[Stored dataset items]
———

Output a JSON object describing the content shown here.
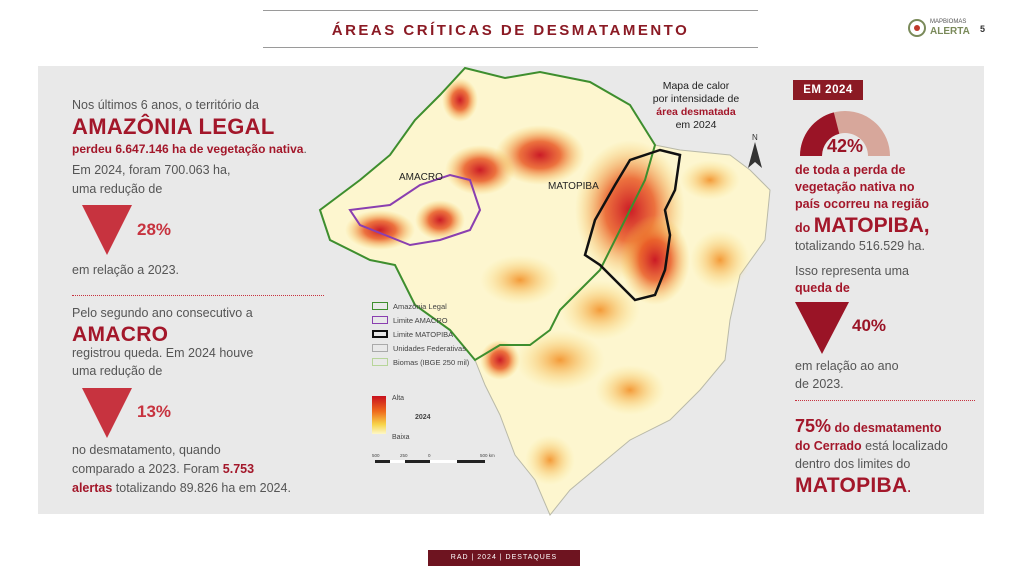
{
  "header": {
    "title": "ÁREAS CRÍTICAS DE DESMATAMENTO",
    "logo_line1": "MAPBIOMAS",
    "logo_line2": "ALERTA",
    "page": "5"
  },
  "left": {
    "intro": "Nos últimos 6 anos, o território da",
    "region1": "AMAZÔNIA LEGAL",
    "lost": "perdeu 6.647.146 ha de vegetação nativa",
    "lost_end": ".",
    "year_line": "Em 2024, foram 700.063 ha,",
    "reduction_line": "uma redução de",
    "pct1": "28%",
    "compare1": "em relação a 2023.",
    "second_intro": "Pelo segundo ano consecutivo a",
    "region2": "AMACRO",
    "second_l1": "registrou queda. Em 2024 houve",
    "second_l2": "uma redução de",
    "pct2": "13%",
    "second_l3": "no desmatamento, quando",
    "second_l4a": "comparado a 2023. Foram ",
    "second_l4b": "5.753",
    "second_l5a": "alertas",
    "second_l5b": " totalizando 89.826 ha em 2024."
  },
  "map": {
    "caption_l1": "Mapa de calor",
    "caption_l2": "por intensidade de",
    "caption_l3": "área desmatada",
    "caption_l4": "em 2024",
    "label_amacro": "AMACRO",
    "label_matopiba": "MATOPIBA",
    "legend": [
      "Amazônia Legal",
      "Limite AMACRO",
      "Limite MATOPIBA",
      "Unidades Federativas",
      "Biomas (IBGE 250 mil)"
    ],
    "legend_colors": [
      "#3e8e2e",
      "#8a3fb0",
      "#111111",
      "#aaaaaa",
      "#b7d59a"
    ],
    "scale_high": "Alta",
    "scale_year": "2024",
    "scale_low": "Baixa",
    "scalebar": [
      "500",
      "250",
      "0",
      "500 km"
    ],
    "north": "N"
  },
  "right": {
    "badge": "EM 2024",
    "gauge_pct": "42%",
    "gauge_value": 0.42,
    "l1": "de toda a perda de",
    "l2": "vegetação nativa no",
    "l3": "país ocorreu na região",
    "l4a": "do ",
    "l4b": "MATOPIBA,",
    "l5": "totalizando 516.529 ha.",
    "l6": "Isso representa uma",
    "l7": "queda de",
    "pct3": "40%",
    "l8": "em relação ao ano",
    "l9": "de 2023.",
    "stat": "75%",
    "stat_l1": " do desmatamento",
    "stat_l2a": "do Cerrado",
    "stat_l2b": " está localizado",
    "stat_l3": "dentro dos limites do",
    "stat_region": "MATOPIBA",
    "stat_end": "."
  },
  "footer": {
    "text": "RAD | 2024 | DESTAQUES"
  }
}
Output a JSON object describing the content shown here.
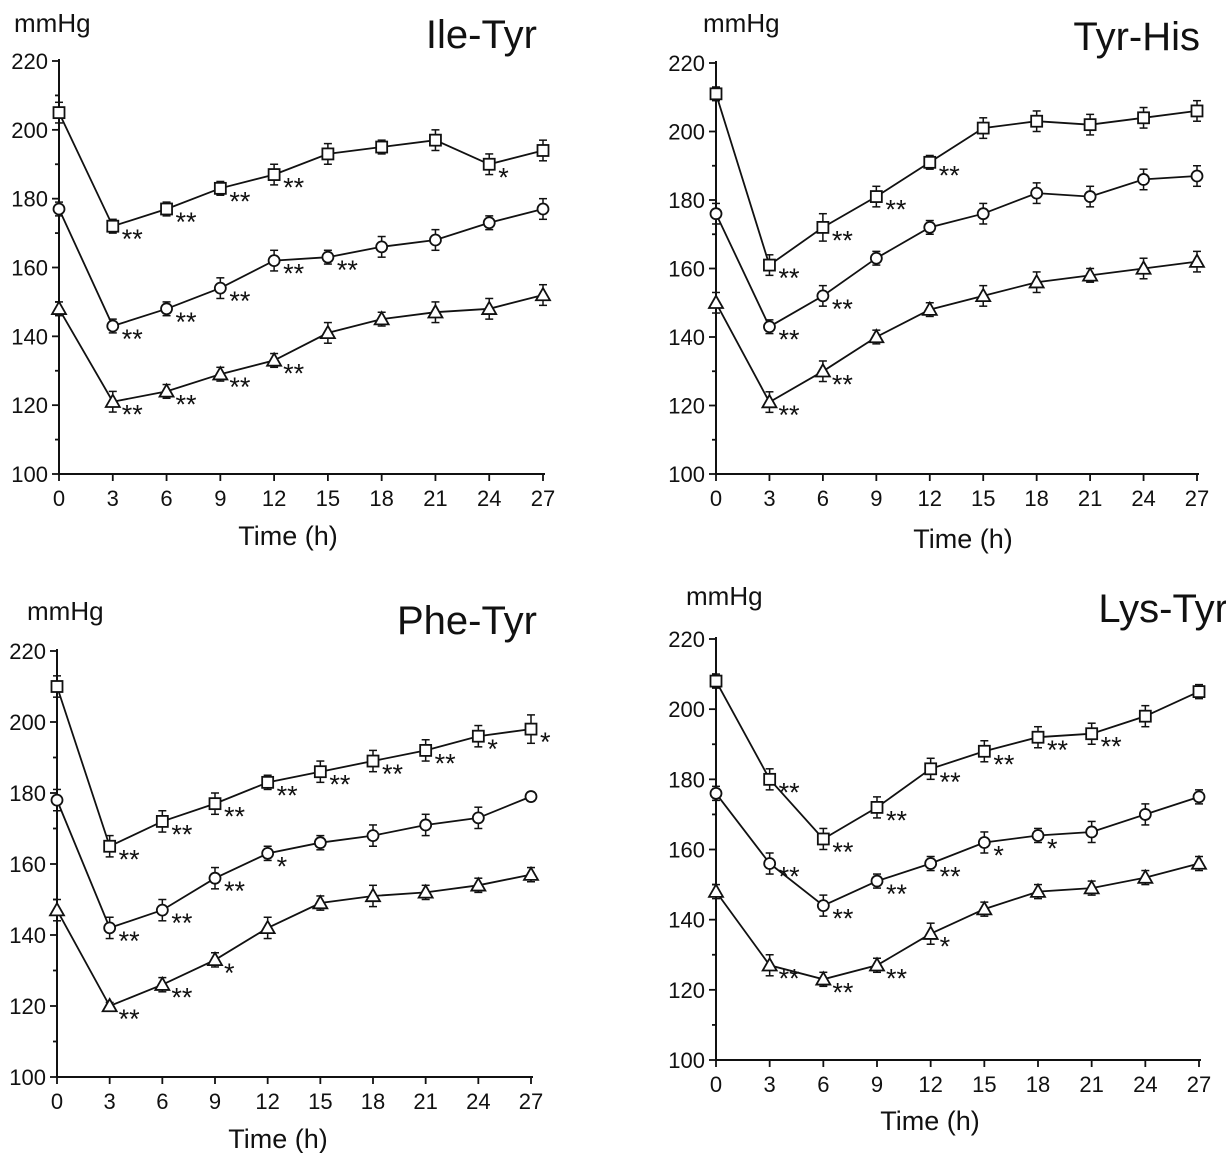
{
  "chart_data": [
    {
      "type": "line",
      "title": "Ile-Tyr",
      "ylabel": "mmHg",
      "xlabel": "Time (h)",
      "x": [
        0,
        3,
        6,
        9,
        12,
        15,
        18,
        21,
        24,
        27
      ],
      "xticks": [
        "0",
        "3",
        "6",
        "9",
        "12",
        "15",
        "18",
        "21",
        "24",
        "27"
      ],
      "yticks": [
        "100",
        "120",
        "140",
        "160",
        "180",
        "200",
        "220"
      ],
      "ylim": [
        100,
        220
      ],
      "xlim": [
        0,
        27
      ],
      "series": [
        {
          "marker": "square",
          "values": [
            205,
            172,
            177,
            183,
            187,
            193,
            195,
            197,
            190,
            194
          ],
          "errors": [
            3,
            2,
            2,
            2,
            3,
            3,
            2,
            3,
            3,
            3
          ],
          "sig": [
            "",
            "**",
            "**",
            "**",
            "**",
            "",
            "",
            "",
            "*",
            ""
          ]
        },
        {
          "marker": "circle",
          "values": [
            177,
            143,
            148,
            154,
            162,
            163,
            166,
            168,
            173,
            177
          ],
          "errors": [
            2,
            2,
            2,
            3,
            3,
            2,
            3,
            3,
            2,
            3
          ],
          "sig": [
            "",
            "**",
            "**",
            "**",
            "**",
            "**",
            "",
            "",
            "",
            ""
          ]
        },
        {
          "marker": "triangle",
          "values": [
            148,
            121,
            124,
            129,
            133,
            141,
            145,
            147,
            148,
            152
          ],
          "errors": [
            2,
            3,
            2,
            2,
            2,
            3,
            2,
            3,
            3,
            3
          ],
          "sig": [
            "",
            "**",
            "**",
            "**",
            "**",
            "",
            "",
            "",
            "",
            ""
          ]
        }
      ]
    },
    {
      "type": "line",
      "title": "Tyr-His",
      "ylabel": "mmHg",
      "xlabel": "Time (h)",
      "x": [
        0,
        3,
        6,
        9,
        12,
        15,
        18,
        21,
        24,
        27
      ],
      "xticks": [
        "0",
        "3",
        "6",
        "9",
        "12",
        "15",
        "18",
        "21",
        "24",
        "27"
      ],
      "yticks": [
        "100",
        "120",
        "140",
        "160",
        "180",
        "200",
        "220"
      ],
      "ylim": [
        100,
        220
      ],
      "xlim": [
        0,
        27
      ],
      "series": [
        {
          "marker": "square",
          "values": [
            211,
            161,
            172,
            181,
            191,
            201,
            203,
            202,
            204,
            206
          ],
          "errors": [
            2,
            3,
            4,
            3,
            2,
            3,
            3,
            3,
            3,
            3
          ],
          "sig": [
            "",
            "**",
            "**",
            "**",
            "**",
            "",
            "",
            "",
            "",
            ""
          ]
        },
        {
          "marker": "circle",
          "values": [
            176,
            143,
            152,
            163,
            172,
            176,
            182,
            181,
            186,
            187
          ],
          "errors": [
            3,
            2,
            3,
            2,
            2,
            3,
            3,
            3,
            3,
            3
          ],
          "sig": [
            "",
            "**",
            "**",
            "",
            "",
            "",
            "",
            "",
            "",
            ""
          ]
        },
        {
          "marker": "triangle",
          "values": [
            150,
            121,
            130,
            140,
            148,
            152,
            156,
            158,
            160,
            162
          ],
          "errors": [
            3,
            3,
            3,
            2,
            2,
            3,
            3,
            2,
            3,
            3
          ],
          "sig": [
            "",
            "**",
            "**",
            "",
            "",
            "",
            "",
            "",
            "",
            ""
          ]
        }
      ]
    },
    {
      "type": "line",
      "title": "Phe-Tyr",
      "ylabel": "mmHg",
      "xlabel": "Time (h)",
      "x": [
        0,
        3,
        6,
        9,
        12,
        15,
        18,
        21,
        24,
        27
      ],
      "xticks": [
        "0",
        "3",
        "6",
        "9",
        "12",
        "15",
        "18",
        "21",
        "24",
        "27"
      ],
      "yticks": [
        "100",
        "120",
        "140",
        "160",
        "180",
        "200",
        "220"
      ],
      "ylim": [
        100,
        220
      ],
      "xlim": [
        0,
        27
      ],
      "series": [
        {
          "marker": "square",
          "values": [
            210,
            165,
            172,
            177,
            183,
            186,
            189,
            192,
            196,
            198
          ],
          "errors": [
            3,
            3,
            3,
            3,
            2,
            3,
            3,
            3,
            3,
            4
          ],
          "sig": [
            "",
            "**",
            "**",
            "**",
            "**",
            "**",
            "**",
            "**",
            "*",
            "*"
          ]
        },
        {
          "marker": "circle",
          "values": [
            178,
            142,
            147,
            156,
            163,
            166,
            168,
            171,
            173,
            179
          ],
          "errors": [
            3,
            3,
            3,
            3,
            2,
            2,
            3,
            3,
            3,
            1
          ],
          "sig": [
            "",
            "**",
            "**",
            "**",
            "*",
            "",
            "",
            "",
            "",
            ""
          ]
        },
        {
          "marker": "triangle",
          "values": [
            147,
            120,
            126,
            133,
            142,
            149,
            151,
            152,
            154,
            157
          ],
          "errors": [
            3,
            1,
            2,
            2,
            3,
            2,
            3,
            2,
            2,
            2
          ],
          "sig": [
            "",
            "**",
            "**",
            "*",
            "",
            "",
            "",
            "",
            "",
            ""
          ]
        }
      ]
    },
    {
      "type": "line",
      "title": "Lys-Tyr",
      "ylabel": "mmHg",
      "xlabel": "Time (h)",
      "x": [
        0,
        3,
        6,
        9,
        12,
        15,
        18,
        21,
        24,
        27
      ],
      "xticks": [
        "0",
        "3",
        "6",
        "9",
        "12",
        "15",
        "18",
        "21",
        "24",
        "27"
      ],
      "yticks": [
        "100",
        "120",
        "140",
        "160",
        "180",
        "200",
        "220"
      ],
      "ylim": [
        100,
        220
      ],
      "xlim": [
        0,
        27
      ],
      "series": [
        {
          "marker": "square",
          "values": [
            208,
            180,
            163,
            172,
            183,
            188,
            192,
            193,
            198,
            205
          ],
          "errors": [
            2,
            3,
            3,
            3,
            3,
            3,
            3,
            3,
            3,
            2
          ],
          "sig": [
            "",
            "**",
            "**",
            "**",
            "**",
            "**",
            "**",
            "**",
            "",
            ""
          ]
        },
        {
          "marker": "circle",
          "values": [
            176,
            156,
            144,
            151,
            156,
            162,
            164,
            165,
            170,
            175
          ],
          "errors": [
            2,
            3,
            3,
            2,
            2,
            3,
            2,
            3,
            3,
            2
          ],
          "sig": [
            "",
            "**",
            "**",
            "**",
            "**",
            "*",
            "*",
            "",
            "",
            ""
          ]
        },
        {
          "marker": "triangle",
          "values": [
            148,
            127,
            123,
            127,
            136,
            143,
            148,
            149,
            152,
            156
          ],
          "errors": [
            2,
            3,
            2,
            2,
            3,
            2,
            2,
            2,
            2,
            2
          ],
          "sig": [
            "",
            "**",
            "**",
            "**",
            "*",
            "",
            "",
            "",
            "",
            ""
          ]
        }
      ]
    }
  ]
}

———

Each line of the material that holds the string "relação" counts once; give the total alone.

2